# [PROMPT]
Scan the lines below for the word "text". Copy each line you find it in.

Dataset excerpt
§
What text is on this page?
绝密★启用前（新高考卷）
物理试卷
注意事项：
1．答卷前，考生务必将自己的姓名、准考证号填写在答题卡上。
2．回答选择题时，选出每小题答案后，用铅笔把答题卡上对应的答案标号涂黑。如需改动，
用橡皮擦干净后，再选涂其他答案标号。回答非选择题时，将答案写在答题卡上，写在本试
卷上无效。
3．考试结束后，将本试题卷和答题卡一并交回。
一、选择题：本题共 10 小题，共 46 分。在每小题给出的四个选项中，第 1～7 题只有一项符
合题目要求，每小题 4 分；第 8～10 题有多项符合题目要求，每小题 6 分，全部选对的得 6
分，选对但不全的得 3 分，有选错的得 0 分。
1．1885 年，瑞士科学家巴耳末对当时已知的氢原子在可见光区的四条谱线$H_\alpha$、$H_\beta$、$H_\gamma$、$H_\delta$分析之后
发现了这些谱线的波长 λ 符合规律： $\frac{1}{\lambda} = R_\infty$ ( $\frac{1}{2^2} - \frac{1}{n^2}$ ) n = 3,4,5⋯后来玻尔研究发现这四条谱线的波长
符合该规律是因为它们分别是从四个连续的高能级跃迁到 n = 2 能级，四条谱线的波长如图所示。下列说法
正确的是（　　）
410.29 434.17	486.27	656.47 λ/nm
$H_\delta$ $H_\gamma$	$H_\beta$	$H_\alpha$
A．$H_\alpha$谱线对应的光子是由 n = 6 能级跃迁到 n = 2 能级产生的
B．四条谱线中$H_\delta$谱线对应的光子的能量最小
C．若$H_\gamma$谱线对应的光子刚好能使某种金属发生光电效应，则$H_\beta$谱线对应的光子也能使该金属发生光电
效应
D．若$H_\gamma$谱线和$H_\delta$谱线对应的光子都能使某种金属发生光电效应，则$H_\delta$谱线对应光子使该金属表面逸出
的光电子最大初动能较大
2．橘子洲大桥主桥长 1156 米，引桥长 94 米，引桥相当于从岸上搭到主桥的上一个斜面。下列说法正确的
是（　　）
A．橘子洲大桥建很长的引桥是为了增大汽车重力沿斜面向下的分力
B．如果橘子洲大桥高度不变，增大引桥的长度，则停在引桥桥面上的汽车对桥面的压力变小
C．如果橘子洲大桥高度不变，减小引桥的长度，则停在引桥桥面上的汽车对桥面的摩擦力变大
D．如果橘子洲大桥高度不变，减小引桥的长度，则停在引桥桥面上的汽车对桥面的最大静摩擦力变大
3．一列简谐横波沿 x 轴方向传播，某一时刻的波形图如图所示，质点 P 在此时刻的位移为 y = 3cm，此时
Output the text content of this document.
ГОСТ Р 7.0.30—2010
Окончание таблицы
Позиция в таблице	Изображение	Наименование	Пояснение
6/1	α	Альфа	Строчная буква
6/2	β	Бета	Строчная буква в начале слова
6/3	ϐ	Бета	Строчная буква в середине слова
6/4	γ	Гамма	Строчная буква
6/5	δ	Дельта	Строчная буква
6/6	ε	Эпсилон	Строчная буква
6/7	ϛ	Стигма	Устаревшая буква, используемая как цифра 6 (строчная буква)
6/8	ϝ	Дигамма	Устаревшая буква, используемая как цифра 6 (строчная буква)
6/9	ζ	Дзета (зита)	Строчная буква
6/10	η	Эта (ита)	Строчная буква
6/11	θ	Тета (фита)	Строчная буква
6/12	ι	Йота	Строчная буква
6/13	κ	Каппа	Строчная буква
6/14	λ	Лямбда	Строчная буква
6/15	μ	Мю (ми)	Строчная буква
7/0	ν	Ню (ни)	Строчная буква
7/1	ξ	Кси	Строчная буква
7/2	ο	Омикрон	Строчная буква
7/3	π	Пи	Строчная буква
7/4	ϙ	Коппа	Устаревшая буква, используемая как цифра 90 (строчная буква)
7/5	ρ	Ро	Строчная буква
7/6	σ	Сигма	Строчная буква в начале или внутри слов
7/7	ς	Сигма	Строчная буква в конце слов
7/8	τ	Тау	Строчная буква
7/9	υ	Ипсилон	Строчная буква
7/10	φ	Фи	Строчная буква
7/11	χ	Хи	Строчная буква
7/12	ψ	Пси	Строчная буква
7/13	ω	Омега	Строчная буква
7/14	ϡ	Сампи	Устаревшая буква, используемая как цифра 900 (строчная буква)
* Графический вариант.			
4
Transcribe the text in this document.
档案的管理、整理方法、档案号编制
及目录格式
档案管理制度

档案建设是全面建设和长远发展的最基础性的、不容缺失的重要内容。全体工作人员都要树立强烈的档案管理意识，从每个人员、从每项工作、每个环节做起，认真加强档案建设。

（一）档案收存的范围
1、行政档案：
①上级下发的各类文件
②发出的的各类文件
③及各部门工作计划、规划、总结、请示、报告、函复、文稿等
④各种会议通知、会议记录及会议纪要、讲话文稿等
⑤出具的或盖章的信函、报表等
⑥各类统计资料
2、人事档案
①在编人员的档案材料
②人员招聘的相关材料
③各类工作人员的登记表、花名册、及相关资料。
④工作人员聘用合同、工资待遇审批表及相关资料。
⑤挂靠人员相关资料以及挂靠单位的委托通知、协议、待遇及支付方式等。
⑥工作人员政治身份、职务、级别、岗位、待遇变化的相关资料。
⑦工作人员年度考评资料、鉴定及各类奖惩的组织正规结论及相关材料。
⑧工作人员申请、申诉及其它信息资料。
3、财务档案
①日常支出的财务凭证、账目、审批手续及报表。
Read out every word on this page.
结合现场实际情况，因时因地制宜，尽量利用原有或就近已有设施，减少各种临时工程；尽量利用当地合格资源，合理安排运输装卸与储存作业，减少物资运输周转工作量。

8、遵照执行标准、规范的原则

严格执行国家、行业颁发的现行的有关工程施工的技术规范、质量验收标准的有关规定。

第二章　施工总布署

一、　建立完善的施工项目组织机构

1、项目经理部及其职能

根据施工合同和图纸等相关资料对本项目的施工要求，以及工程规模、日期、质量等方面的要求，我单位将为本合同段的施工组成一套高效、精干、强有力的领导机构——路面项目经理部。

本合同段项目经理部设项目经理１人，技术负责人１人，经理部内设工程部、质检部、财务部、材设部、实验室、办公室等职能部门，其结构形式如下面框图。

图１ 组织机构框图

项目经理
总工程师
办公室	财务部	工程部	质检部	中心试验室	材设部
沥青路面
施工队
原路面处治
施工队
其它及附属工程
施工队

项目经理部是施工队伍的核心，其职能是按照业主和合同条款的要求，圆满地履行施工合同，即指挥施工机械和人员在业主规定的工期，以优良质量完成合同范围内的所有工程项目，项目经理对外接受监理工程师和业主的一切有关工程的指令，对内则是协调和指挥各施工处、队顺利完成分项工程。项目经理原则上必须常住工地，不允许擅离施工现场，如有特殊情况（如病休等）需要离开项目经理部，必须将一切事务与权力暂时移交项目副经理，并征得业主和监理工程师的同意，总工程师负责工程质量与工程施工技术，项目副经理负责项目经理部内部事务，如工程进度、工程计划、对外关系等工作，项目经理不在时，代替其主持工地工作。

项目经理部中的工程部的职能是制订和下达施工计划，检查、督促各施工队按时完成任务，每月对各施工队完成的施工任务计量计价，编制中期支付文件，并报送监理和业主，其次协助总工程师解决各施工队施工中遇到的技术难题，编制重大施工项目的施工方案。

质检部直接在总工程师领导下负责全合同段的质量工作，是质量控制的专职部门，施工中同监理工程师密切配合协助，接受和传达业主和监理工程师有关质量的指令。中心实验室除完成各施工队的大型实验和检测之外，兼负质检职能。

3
§
# [FINAL RESULT]
What text is on this page?
Output the text content of this document.
Transcribe the text in this document.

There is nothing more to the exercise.